• AVAILABLE DATA
Begin

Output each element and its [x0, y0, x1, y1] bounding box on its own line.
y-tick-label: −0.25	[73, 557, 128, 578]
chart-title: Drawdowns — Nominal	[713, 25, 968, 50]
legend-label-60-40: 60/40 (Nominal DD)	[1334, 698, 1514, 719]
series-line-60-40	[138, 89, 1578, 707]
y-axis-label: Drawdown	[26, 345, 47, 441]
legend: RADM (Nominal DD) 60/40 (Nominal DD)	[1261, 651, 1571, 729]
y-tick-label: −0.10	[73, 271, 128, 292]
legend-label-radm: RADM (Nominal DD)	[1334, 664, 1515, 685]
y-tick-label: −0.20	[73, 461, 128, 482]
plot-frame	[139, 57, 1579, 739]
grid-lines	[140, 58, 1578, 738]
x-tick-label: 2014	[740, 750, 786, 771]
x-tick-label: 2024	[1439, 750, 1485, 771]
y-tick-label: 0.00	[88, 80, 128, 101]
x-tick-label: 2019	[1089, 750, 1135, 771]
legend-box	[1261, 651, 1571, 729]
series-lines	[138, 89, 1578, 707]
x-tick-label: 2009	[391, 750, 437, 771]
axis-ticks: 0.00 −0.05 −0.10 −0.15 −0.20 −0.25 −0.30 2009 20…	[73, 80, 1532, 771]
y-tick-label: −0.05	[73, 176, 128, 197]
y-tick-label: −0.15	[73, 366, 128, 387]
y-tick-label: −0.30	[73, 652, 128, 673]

End

• EXERCISE
Copy out all of the data above line for line, with no changes.

• RESPONSE TO THIS TASK
Output each element and its [x0, y0, x1, y1] bounding box on its own line.
y-tick-label: −0.25	[73, 557, 128, 578]
chart-title: Drawdowns — Nominal	[713, 25, 968, 50]
legend-label-60-40: 60/40 (Nominal DD)	[1334, 698, 1514, 719]
series-line-60-40	[138, 89, 1578, 707]
y-axis-label: Drawdown	[26, 345, 47, 441]
legend: RADM (Nominal DD) 60/40 (Nominal DD)	[1261, 651, 1571, 729]
y-tick-label: −0.10	[73, 271, 128, 292]
legend-label-radm: RADM (Nominal DD)	[1334, 664, 1515, 685]
y-tick-label: −0.20	[73, 461, 128, 482]
plot-frame	[139, 57, 1579, 739]
grid-lines	[140, 58, 1578, 738]
x-tick-label: 2014	[740, 750, 786, 771]
x-tick-label: 2024	[1439, 750, 1485, 771]
y-tick-label: 0.00	[88, 80, 128, 101]
x-tick-label: 2019	[1089, 750, 1135, 771]
legend-box	[1261, 651, 1571, 729]
series-lines	[138, 89, 1578, 707]
x-tick-label: 2009	[391, 750, 437, 771]
axis-ticks: 0.00 −0.05 −0.10 −0.15 −0.20 −0.25 −0.30 2009 20…	[73, 80, 1532, 771]
y-tick-label: −0.05	[73, 176, 128, 197]
y-tick-label: −0.15	[73, 366, 128, 387]
y-tick-label: −0.30	[73, 652, 128, 673]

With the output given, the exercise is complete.